# start of DATA PROVIDED

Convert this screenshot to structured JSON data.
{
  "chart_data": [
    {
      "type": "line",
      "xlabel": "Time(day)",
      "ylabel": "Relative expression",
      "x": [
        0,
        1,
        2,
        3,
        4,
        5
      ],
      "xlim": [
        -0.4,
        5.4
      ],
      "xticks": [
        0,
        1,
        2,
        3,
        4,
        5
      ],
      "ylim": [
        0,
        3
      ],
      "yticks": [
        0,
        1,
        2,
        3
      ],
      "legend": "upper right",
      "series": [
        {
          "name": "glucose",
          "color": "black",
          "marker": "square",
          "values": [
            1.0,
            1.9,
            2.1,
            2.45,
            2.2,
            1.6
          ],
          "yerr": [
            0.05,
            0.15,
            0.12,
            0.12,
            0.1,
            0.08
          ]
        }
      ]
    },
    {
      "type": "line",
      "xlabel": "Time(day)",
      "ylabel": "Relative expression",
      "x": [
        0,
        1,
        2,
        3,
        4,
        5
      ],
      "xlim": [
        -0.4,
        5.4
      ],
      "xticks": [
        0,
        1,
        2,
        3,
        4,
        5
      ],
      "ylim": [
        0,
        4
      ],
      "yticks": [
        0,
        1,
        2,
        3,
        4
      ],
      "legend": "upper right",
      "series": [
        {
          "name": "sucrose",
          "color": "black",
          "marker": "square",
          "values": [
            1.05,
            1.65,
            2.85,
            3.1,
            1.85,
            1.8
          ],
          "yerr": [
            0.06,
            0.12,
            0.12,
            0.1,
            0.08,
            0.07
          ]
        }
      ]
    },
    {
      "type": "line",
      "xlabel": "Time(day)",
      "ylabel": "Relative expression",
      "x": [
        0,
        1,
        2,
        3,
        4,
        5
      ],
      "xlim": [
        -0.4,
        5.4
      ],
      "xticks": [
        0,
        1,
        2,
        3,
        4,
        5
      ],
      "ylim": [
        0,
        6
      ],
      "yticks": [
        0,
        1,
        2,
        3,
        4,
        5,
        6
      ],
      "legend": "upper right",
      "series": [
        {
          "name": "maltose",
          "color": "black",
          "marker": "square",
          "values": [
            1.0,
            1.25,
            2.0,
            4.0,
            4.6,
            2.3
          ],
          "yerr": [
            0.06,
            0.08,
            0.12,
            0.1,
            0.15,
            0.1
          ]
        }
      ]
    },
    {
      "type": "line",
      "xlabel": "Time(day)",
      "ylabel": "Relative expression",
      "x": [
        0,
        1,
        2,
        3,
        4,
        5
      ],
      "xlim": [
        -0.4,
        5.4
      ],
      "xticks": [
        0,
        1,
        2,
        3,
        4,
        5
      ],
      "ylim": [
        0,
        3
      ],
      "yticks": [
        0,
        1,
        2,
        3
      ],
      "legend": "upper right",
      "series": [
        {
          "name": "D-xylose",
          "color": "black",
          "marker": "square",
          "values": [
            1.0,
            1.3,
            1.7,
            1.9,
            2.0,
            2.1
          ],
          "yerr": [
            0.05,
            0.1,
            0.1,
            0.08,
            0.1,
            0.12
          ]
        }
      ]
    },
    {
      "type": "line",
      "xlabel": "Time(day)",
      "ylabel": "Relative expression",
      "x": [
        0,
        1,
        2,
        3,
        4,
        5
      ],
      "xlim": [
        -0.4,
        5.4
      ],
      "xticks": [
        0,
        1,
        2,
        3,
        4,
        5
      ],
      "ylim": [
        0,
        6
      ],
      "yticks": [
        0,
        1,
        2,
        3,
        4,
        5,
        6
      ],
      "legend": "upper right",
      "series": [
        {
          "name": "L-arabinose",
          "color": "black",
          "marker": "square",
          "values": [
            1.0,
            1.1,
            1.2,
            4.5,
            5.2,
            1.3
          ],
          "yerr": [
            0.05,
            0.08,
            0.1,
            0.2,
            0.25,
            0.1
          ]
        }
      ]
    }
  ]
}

# end of DATA PROVIDED

TASK STATEMENT - Every record above needs to be repeated word for word.

WRITTEN REPLY -
Convert this screenshot to structured JSON data.
{
  "chart_data": [
    {
      "type": "line",
      "xlabel": "Time(day)",
      "ylabel": "Relative expression",
      "x": [
        0,
        1,
        2,
        3,
        4,
        5
      ],
      "xlim": [
        -0.4,
        5.4
      ],
      "xticks": [
        0,
        1,
        2,
        3,
        4,
        5
      ],
      "ylim": [
        0,
        3
      ],
      "yticks": [
        0,
        1,
        2,
        3
      ],
      "legend": "upper right",
      "series": [
        {
          "name": "glucose",
          "color": "black",
          "marker": "square",
          "values": [
            1.0,
            1.9,
            2.1,
            2.45,
            2.2,
            1.6
          ],
          "yerr": [
            0.05,
            0.15,
            0.12,
            0.12,
            0.1,
            0.08
          ]
        }
      ]
    },
    {
      "type": "line",
      "xlabel": "Time(day)",
      "ylabel": "Relative expression",
      "x": [
        0,
        1,
        2,
        3,
        4,
        5
      ],
      "xlim": [
        -0.4,
        5.4
      ],
      "xticks": [
        0,
        1,
        2,
        3,
        4,
        5
      ],
      "ylim": [
        0,
        4
      ],
      "yticks": [
        0,
        1,
        2,
        3,
        4
      ],
      "legend": "upper right",
      "series": [
        {
          "name": "sucrose",
          "color": "black",
          "marker": "square",
          "values": [
            1.05,
            1.65,
            2.85,
            3.1,
            1.85,
            1.8
          ],
          "yerr": [
            0.06,
            0.12,
            0.12,
            0.1,
            0.08,
            0.07
          ]
        }
      ]
    },
    {
      "type": "line",
      "xlabel": "Time(day)",
      "ylabel": "Relative expression",
      "x": [
        0,
        1,
        2,
        3,
        4,
        5
      ],
      "xlim": [
        -0.4,
        5.4
      ],
      "xticks": [
        0,
        1,
        2,
        3,
        4,
        5
      ],
      "ylim": [
        0,
        6
      ],
      "yticks": [
        0,
        1,
        2,
        3,
        4,
        5,
        6
      ],
      "legend": "upper right",
      "series": [
        {
          "name": "maltose",
          "color": "black",
          "marker": "square",
          "values": [
            1.0,
            1.25,
            2.0,
            4.0,
            4.6,
            2.3
          ],
          "yerr": [
            0.06,
            0.08,
            0.12,
            0.1,
            0.15,
            0.1
          ]
        }
      ]
    },
    {
      "type": "line",
      "xlabel": "Time(day)",
      "ylabel": "Relative expression",
      "x": [
        0,
        1,
        2,
        3,
        4,
        5
      ],
      "xlim": [
        -0.4,
        5.4
      ],
      "xticks": [
        0,
        1,
        2,
        3,
        4,
        5
      ],
      "ylim": [
        0,
        3
      ],
      "yticks": [
        0,
        1,
        2,
        3
      ],
      "legend": "upper right",
      "series": [
        {
          "name": "D-xylose",
          "color": "black",
          "marker": "square",
          "values": [
            1.0,
            1.3,
            1.7,
            1.9,
            2.0,
            2.1
          ],
          "yerr": [
            0.05,
            0.1,
            0.1,
            0.08,
            0.1,
            0.12
          ]
        }
      ]
    },
    {
      "type": "line",
      "xlabel": "Time(day)",
      "ylabel": "Relative expression",
      "x": [
        0,
        1,
        2,
        3,
        4,
        5
      ],
      "xlim": [
        -0.4,
        5.4
      ],
      "xticks": [
        0,
        1,
        2,
        3,
        4,
        5
      ],
      "ylim": [
        0,
        6
      ],
      "yticks": [
        0,
        1,
        2,
        3,
        4,
        5,
        6
      ],
      "legend": "upper right",
      "series": [
        {
          "name": "L-arabinose",
          "color": "black",
          "marker": "square",
          "values": [
            1.0,
            1.1,
            1.2,
            4.5,
            5.2,
            1.3
          ],
          "yerr": [
            0.05,
            0.08,
            0.1,
            0.2,
            0.25,
            0.1
          ]
        }
      ]
    }
  ]
}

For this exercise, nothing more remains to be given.